PROBLEM DETAILS:
The complete listing should be transcribed precisely.

DATA SHOWN:
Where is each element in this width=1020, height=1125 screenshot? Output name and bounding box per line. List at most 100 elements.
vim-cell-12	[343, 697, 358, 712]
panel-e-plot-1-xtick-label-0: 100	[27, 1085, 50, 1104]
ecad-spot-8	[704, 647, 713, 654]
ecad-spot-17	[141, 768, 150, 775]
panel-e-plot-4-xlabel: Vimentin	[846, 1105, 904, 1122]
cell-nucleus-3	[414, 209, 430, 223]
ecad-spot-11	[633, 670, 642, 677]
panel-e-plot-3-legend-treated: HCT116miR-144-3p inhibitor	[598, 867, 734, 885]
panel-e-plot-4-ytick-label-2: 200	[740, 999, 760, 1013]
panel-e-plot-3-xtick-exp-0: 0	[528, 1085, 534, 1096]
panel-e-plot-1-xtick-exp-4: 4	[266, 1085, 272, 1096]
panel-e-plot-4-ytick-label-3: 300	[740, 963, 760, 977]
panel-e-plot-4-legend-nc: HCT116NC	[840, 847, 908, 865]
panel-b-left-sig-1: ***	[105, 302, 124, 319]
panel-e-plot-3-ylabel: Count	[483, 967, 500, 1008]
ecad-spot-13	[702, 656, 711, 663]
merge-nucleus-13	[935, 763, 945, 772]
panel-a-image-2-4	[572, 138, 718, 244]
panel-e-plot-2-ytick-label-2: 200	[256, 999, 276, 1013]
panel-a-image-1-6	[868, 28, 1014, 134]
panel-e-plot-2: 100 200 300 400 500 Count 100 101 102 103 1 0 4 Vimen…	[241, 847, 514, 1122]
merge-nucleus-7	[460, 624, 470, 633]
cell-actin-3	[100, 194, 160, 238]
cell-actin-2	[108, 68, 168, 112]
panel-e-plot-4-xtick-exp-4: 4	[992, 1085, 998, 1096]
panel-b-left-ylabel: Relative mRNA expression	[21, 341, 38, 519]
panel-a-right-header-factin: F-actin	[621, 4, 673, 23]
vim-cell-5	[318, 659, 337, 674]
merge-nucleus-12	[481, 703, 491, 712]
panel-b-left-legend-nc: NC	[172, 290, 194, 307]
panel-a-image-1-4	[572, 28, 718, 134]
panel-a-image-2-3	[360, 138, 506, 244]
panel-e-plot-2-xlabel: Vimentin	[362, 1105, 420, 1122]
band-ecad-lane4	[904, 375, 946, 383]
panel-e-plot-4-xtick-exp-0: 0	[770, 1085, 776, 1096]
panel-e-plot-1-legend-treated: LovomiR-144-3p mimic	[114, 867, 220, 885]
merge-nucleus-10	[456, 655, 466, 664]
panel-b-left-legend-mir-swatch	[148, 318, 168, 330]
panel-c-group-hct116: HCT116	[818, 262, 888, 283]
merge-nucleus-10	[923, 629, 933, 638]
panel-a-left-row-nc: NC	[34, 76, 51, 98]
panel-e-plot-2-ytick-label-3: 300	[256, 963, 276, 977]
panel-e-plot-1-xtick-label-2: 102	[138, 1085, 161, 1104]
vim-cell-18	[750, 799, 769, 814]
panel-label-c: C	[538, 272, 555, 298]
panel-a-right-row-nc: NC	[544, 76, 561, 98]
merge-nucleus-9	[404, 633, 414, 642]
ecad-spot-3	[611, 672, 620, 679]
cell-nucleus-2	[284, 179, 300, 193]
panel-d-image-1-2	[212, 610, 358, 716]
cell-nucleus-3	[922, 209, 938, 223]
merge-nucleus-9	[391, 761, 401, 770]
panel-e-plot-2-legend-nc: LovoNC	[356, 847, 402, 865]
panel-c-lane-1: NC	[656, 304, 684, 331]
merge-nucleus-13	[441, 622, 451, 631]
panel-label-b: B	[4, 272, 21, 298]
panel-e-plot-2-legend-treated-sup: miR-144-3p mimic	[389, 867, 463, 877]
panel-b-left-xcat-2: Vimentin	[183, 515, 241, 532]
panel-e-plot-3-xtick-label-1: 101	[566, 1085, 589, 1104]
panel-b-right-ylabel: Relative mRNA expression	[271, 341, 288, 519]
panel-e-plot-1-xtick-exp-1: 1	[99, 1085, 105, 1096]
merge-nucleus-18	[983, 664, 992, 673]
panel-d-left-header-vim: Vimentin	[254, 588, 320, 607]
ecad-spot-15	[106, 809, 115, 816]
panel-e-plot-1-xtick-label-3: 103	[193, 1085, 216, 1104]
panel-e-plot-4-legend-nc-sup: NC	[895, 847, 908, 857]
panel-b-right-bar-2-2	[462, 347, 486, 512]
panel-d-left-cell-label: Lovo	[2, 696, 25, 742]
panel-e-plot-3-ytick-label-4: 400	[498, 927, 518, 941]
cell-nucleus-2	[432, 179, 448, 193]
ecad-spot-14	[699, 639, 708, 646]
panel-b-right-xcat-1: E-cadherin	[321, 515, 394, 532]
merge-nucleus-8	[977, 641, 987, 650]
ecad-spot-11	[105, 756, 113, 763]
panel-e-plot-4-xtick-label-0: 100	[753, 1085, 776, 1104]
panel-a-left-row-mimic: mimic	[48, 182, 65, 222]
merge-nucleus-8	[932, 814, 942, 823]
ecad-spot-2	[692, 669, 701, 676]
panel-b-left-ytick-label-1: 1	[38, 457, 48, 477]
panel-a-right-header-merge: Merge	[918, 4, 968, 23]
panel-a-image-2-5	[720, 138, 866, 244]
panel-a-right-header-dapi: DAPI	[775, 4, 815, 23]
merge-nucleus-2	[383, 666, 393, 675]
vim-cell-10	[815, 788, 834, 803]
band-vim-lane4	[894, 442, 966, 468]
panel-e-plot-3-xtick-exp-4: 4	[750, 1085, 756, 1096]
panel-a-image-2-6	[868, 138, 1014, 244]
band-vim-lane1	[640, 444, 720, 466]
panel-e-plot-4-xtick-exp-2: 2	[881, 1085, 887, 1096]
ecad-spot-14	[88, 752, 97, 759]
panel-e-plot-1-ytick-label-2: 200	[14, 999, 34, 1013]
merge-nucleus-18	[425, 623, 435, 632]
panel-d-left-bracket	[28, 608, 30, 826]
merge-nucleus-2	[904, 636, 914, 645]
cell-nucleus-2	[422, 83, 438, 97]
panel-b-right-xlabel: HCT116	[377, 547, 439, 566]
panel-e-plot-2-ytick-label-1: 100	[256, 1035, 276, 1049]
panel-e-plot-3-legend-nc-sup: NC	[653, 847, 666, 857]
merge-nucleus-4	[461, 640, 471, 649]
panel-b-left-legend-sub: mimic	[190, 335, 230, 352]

TASK SOLUTION:
Where is each element in this width=1020, height=1125 screenshot? Output name and bounding box per line. List at most 100 elements.
vim-cell-12	[343, 697, 358, 712]
panel-e-plot-1-xtick-label-0: 100	[27, 1085, 50, 1104]
ecad-spot-8	[704, 647, 713, 654]
ecad-spot-17	[141, 768, 150, 775]
panel-e-plot-4-xlabel: Vimentin	[846, 1105, 904, 1122]
cell-nucleus-3	[414, 209, 430, 223]
ecad-spot-11	[633, 670, 642, 677]
panel-e-plot-3-legend-treated: HCT116miR-144-3p inhibitor	[598, 867, 734, 885]
panel-e-plot-4-ytick-label-2: 200	[740, 999, 760, 1013]
panel-e-plot-3-xtick-exp-0: 0	[528, 1085, 534, 1096]
panel-e-plot-1-xtick-exp-4: 4	[266, 1085, 272, 1096]
panel-e-plot-4-ytick-label-3: 300	[740, 963, 760, 977]
panel-e-plot-4-legend-nc: HCT116NC	[840, 847, 908, 865]
panel-b-left-sig-1: ***	[105, 302, 124, 319]
panel-e-plot-3-ylabel: Count	[483, 967, 500, 1008]
ecad-spot-13	[702, 656, 711, 663]
merge-nucleus-13	[935, 763, 945, 772]
panel-a-image-2-4	[572, 138, 718, 244]
panel-e-plot-2-ytick-label-2: 200	[256, 999, 276, 1013]
panel-a-image-1-6	[868, 28, 1014, 134]
panel-e-plot-2: 100 200 300 400 500 Count 100 101 102 103 1 0 4 Vimen…	[241, 847, 514, 1122]
merge-nucleus-7	[460, 624, 470, 633]
cell-actin-3	[100, 194, 160, 238]
cell-actin-2	[108, 68, 168, 112]
panel-e-plot-4-xtick-exp-4: 4	[992, 1085, 998, 1096]
panel-b-left-ylabel: Relative mRNA expression	[21, 341, 38, 519]
panel-a-right-header-factin: F-actin	[621, 4, 673, 23]
vim-cell-5	[318, 659, 337, 674]
merge-nucleus-12	[481, 703, 491, 712]
panel-b-left-legend-nc: NC	[172, 290, 194, 307]
panel-a-image-1-4	[572, 28, 718, 134]
panel-a-image-2-3	[360, 138, 506, 244]
panel-e-plot-2-xlabel: Vimentin	[362, 1105, 420, 1122]
band-ecad-lane4	[904, 375, 946, 383]
panel-e-plot-4-xtick-exp-0: 0	[770, 1085, 776, 1096]
panel-e-plot-1-legend-treated: LovomiR-144-3p mimic	[114, 867, 220, 885]
merge-nucleus-10	[456, 655, 466, 664]
panel-b-left-legend-mir-swatch	[148, 318, 168, 330]
panel-c-group-hct116: HCT116	[818, 262, 888, 283]
merge-nucleus-10	[923, 629, 933, 638]
panel-a-left-row-nc: NC	[34, 76, 51, 98]
panel-e-plot-2-ytick-label-3: 300	[256, 963, 276, 977]
panel-e-plot-1-xtick-label-2: 102	[138, 1085, 161, 1104]
vim-cell-18	[750, 799, 769, 814]
panel-label-c: C	[538, 272, 555, 298]
panel-a-right-row-nc: NC	[544, 76, 561, 98]
merge-nucleus-9	[404, 633, 414, 642]
ecad-spot-3	[611, 672, 620, 679]
cell-nucleus-2	[284, 179, 300, 193]
panel-d-image-1-2	[212, 610, 358, 716]
cell-nucleus-3	[922, 209, 938, 223]
merge-nucleus-9	[391, 761, 401, 770]
panel-e-plot-2-legend-nc: LovoNC	[356, 847, 402, 865]
panel-c-lane-1: NC	[656, 304, 684, 331]
merge-nucleus-13	[441, 622, 451, 631]
panel-label-b: B	[4, 272, 21, 298]
panel-e-plot-2-legend-treated-sup: miR-144-3p mimic	[389, 867, 463, 877]
panel-b-left-xcat-2: Vimentin	[183, 515, 241, 532]
panel-e-plot-3-xtick-label-1: 101	[566, 1085, 589, 1104]
panel-b-right-ylabel: Relative mRNA expression	[271, 341, 288, 519]
panel-e-plot-1-xtick-exp-1: 1	[99, 1085, 105, 1096]
merge-nucleus-18	[983, 664, 992, 673]
panel-d-left-header-vim: Vimentin	[254, 588, 320, 607]
ecad-spot-15	[106, 809, 115, 816]
panel-e-plot-1-xtick-label-3: 103	[193, 1085, 216, 1104]
panel-e-plot-4-legend-nc-sup: NC	[895, 847, 908, 857]
panel-b-right-bar-2-2	[462, 347, 486, 512]
panel-d-left-cell-label: Lovo	[2, 696, 25, 742]
panel-e-plot-3-ytick-label-4: 400	[498, 927, 518, 941]
cell-nucleus-2	[432, 179, 448, 193]
ecad-spot-14	[699, 639, 708, 646]
panel-b-right-xcat-1: E-cadherin	[321, 515, 394, 532]
merge-nucleus-8	[977, 641, 987, 650]
ecad-spot-11	[105, 756, 113, 763]
panel-e-plot-4-xtick-label-0: 100	[753, 1085, 776, 1104]
panel-a-left-row-mimic: mimic	[48, 182, 65, 222]
merge-nucleus-8	[932, 814, 942, 823]
ecad-spot-2	[692, 669, 701, 676]
panel-b-left-ytick-label-1: 1	[38, 457, 48, 477]
panel-a-right-header-merge: Merge	[918, 4, 968, 23]
panel-a-image-2-5	[720, 138, 866, 244]
panel-a-right-header-dapi: DAPI	[775, 4, 815, 23]
merge-nucleus-2	[383, 666, 393, 675]
vim-cell-10	[815, 788, 834, 803]
band-vim-lane4	[894, 442, 966, 468]
panel-e-plot-3-xtick-exp-4: 4	[750, 1085, 756, 1096]
panel-a-image-2-6	[868, 138, 1014, 244]
band-vim-lane1	[640, 444, 720, 466]
panel-e-plot-4-xtick-exp-2: 2	[881, 1085, 887, 1096]
ecad-spot-14	[88, 752, 97, 759]
panel-e-plot-1-ytick-label-2: 200	[14, 999, 34, 1013]
merge-nucleus-18	[425, 623, 435, 632]
panel-d-left-bracket	[28, 608, 30, 826]
merge-nucleus-2	[904, 636, 914, 645]
cell-nucleus-2	[422, 83, 438, 97]
panel-b-right-xlabel: HCT116	[377, 547, 439, 566]
panel-e-plot-2-ytick-label-1: 100	[256, 1035, 276, 1049]
panel-e-plot-3-legend-nc-sup: NC	[653, 847, 666, 857]
merge-nucleus-4	[461, 640, 471, 649]
panel-b-left-legend-sub: mimic	[190, 335, 230, 352]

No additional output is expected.